#### SUPPLIED DATA

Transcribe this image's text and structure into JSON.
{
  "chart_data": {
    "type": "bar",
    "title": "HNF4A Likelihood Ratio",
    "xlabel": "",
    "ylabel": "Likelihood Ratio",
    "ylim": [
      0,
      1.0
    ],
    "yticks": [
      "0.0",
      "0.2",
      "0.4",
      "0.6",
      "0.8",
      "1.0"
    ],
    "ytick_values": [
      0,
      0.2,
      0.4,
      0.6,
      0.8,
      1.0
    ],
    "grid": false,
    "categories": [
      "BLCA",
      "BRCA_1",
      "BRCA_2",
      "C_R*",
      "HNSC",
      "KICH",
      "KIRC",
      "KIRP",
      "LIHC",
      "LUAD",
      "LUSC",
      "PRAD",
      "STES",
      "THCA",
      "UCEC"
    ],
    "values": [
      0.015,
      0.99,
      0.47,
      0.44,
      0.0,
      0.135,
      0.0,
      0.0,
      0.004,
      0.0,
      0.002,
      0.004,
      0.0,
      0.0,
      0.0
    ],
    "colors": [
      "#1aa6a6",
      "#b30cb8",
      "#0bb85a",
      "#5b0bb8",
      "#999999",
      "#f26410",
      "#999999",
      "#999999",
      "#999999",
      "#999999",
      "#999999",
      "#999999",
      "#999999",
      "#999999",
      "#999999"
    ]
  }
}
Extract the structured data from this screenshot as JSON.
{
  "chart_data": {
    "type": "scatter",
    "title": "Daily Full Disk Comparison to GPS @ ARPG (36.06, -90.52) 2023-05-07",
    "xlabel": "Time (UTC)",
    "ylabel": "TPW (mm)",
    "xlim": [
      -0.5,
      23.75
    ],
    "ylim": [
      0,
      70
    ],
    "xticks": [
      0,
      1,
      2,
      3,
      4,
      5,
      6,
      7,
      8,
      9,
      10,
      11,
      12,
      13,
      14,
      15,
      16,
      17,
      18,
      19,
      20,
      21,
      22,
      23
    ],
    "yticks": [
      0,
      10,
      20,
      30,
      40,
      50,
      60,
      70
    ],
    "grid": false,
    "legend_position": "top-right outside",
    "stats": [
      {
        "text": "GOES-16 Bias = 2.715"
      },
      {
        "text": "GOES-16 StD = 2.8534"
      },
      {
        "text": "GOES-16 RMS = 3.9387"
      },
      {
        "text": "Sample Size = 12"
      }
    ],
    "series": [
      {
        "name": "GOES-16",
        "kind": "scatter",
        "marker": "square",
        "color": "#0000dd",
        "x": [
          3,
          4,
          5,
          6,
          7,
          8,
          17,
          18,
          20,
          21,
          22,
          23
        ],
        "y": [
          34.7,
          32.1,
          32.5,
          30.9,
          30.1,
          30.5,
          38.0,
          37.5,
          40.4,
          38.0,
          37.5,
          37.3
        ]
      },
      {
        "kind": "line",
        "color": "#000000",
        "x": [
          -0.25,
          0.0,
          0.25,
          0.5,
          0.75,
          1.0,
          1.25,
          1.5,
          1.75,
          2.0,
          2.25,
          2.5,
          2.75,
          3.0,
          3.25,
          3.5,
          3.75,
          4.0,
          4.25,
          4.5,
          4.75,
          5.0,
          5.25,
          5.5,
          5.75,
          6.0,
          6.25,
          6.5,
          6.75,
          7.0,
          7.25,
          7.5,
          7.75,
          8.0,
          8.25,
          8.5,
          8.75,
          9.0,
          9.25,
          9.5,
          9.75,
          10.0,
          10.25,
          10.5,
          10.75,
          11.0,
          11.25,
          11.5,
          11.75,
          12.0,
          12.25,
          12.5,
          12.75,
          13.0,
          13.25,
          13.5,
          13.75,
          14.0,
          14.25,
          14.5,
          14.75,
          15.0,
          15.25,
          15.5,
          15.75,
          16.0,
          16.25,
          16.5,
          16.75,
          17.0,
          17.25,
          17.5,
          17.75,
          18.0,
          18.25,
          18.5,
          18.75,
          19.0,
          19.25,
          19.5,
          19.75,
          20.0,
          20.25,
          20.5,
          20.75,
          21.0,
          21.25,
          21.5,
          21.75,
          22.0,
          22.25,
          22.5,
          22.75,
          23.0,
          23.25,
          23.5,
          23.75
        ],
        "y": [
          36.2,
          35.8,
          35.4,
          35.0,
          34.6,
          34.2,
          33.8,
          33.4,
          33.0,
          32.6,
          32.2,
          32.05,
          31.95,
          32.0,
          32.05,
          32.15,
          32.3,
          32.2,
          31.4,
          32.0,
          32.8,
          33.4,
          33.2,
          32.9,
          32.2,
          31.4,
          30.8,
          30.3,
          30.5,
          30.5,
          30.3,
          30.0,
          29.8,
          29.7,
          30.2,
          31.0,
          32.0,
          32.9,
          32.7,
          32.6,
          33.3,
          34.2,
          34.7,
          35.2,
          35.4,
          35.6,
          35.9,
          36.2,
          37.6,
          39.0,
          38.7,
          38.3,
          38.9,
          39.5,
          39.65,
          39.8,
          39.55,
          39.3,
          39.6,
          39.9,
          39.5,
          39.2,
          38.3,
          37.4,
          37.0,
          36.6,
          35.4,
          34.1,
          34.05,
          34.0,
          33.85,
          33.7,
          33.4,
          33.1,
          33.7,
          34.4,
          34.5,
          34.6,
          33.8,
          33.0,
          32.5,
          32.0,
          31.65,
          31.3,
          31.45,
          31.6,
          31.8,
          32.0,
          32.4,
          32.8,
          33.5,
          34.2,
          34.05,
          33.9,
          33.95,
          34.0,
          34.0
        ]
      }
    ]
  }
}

########

WHAT THE TASK ASKS
Count every line in the entries above where the word "title" appears; respond with the number alone.

RESPONSE BELOW
2